WHAT IS ASKED =>
Pick out the lines below that include the string "image".

MATERIAL PROVIDED =>
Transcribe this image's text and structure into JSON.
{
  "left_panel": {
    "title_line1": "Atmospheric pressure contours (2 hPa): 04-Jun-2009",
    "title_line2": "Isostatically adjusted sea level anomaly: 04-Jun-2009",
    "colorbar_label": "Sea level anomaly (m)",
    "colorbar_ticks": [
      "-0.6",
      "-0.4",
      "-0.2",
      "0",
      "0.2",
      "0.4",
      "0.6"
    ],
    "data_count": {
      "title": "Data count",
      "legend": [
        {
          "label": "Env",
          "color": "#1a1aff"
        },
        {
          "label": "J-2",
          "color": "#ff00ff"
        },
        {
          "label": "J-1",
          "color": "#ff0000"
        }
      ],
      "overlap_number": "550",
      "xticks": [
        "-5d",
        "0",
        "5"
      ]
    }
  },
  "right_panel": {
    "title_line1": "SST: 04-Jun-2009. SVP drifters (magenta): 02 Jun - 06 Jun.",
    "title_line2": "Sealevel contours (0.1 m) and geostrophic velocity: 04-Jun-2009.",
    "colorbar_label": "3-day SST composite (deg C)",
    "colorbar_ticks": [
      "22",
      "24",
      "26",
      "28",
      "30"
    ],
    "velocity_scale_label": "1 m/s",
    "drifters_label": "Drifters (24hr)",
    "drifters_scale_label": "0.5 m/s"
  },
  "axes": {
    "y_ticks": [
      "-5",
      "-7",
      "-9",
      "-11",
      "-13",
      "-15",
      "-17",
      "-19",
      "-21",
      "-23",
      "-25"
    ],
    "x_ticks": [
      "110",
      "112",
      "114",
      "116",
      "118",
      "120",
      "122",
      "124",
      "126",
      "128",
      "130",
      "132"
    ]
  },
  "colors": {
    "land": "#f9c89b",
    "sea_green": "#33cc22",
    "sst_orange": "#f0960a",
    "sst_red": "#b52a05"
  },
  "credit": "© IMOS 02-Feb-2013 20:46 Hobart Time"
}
==
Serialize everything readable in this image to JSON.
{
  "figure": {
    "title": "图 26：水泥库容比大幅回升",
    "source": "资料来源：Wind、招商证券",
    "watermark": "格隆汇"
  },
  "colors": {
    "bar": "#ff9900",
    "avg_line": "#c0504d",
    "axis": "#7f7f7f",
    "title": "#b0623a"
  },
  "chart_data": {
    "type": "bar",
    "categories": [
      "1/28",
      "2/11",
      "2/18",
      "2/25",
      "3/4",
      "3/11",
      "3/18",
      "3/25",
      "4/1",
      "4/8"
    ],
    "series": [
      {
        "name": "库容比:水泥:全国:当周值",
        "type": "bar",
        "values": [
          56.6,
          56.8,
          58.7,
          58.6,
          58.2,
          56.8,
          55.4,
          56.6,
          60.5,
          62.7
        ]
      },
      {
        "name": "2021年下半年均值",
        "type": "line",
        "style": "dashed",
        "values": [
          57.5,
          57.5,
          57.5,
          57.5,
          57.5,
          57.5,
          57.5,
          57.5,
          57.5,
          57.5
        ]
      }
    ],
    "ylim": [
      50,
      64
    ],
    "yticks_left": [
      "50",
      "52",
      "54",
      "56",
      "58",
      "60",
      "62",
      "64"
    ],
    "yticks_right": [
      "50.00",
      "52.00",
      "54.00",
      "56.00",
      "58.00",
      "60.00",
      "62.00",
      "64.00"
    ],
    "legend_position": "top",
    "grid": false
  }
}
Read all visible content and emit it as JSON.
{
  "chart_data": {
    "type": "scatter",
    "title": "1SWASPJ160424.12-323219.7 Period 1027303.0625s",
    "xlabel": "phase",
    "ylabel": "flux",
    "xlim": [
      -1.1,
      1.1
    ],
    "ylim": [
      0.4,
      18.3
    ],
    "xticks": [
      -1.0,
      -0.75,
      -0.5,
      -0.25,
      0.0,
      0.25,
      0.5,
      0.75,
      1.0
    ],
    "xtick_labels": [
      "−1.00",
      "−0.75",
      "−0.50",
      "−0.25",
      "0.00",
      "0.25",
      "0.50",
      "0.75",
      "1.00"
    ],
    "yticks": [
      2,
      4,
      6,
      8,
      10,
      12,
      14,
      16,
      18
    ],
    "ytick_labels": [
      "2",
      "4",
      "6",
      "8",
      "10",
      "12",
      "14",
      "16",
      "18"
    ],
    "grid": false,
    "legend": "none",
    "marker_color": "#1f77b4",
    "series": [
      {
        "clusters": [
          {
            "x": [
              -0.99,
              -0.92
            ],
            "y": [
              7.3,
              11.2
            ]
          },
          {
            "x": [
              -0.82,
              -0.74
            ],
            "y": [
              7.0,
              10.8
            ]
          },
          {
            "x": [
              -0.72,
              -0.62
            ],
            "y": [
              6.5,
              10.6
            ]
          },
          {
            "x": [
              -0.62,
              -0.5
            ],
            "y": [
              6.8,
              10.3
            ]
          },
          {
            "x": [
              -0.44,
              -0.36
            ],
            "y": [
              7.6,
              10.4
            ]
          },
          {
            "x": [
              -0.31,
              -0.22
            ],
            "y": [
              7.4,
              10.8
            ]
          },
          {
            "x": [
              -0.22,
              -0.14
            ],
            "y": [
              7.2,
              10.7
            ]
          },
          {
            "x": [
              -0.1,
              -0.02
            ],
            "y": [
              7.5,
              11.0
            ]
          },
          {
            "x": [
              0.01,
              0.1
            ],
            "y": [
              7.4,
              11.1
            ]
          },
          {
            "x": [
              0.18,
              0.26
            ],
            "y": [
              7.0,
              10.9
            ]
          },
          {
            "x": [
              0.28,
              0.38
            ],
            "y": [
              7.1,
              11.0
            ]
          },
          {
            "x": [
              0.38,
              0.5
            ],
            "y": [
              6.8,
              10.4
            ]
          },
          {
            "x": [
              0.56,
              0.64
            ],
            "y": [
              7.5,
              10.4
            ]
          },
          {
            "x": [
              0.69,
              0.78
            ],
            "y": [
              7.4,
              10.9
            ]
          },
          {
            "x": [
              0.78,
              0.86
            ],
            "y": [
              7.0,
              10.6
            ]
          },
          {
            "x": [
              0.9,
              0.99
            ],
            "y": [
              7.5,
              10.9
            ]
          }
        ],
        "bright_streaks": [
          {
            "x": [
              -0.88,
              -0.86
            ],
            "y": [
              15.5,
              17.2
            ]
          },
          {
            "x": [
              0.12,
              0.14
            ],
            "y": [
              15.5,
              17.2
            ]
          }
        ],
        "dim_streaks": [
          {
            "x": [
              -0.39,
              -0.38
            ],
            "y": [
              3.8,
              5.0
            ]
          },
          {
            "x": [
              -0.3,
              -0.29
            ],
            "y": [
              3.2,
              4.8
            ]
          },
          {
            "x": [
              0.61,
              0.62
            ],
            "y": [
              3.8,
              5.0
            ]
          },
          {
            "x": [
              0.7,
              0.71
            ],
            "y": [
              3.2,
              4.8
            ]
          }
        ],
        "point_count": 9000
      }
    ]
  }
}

PROBLEM SOLUTION =>
Transcribe this image's text and structure into JSON.
Serialize everything readable in this image to JSON.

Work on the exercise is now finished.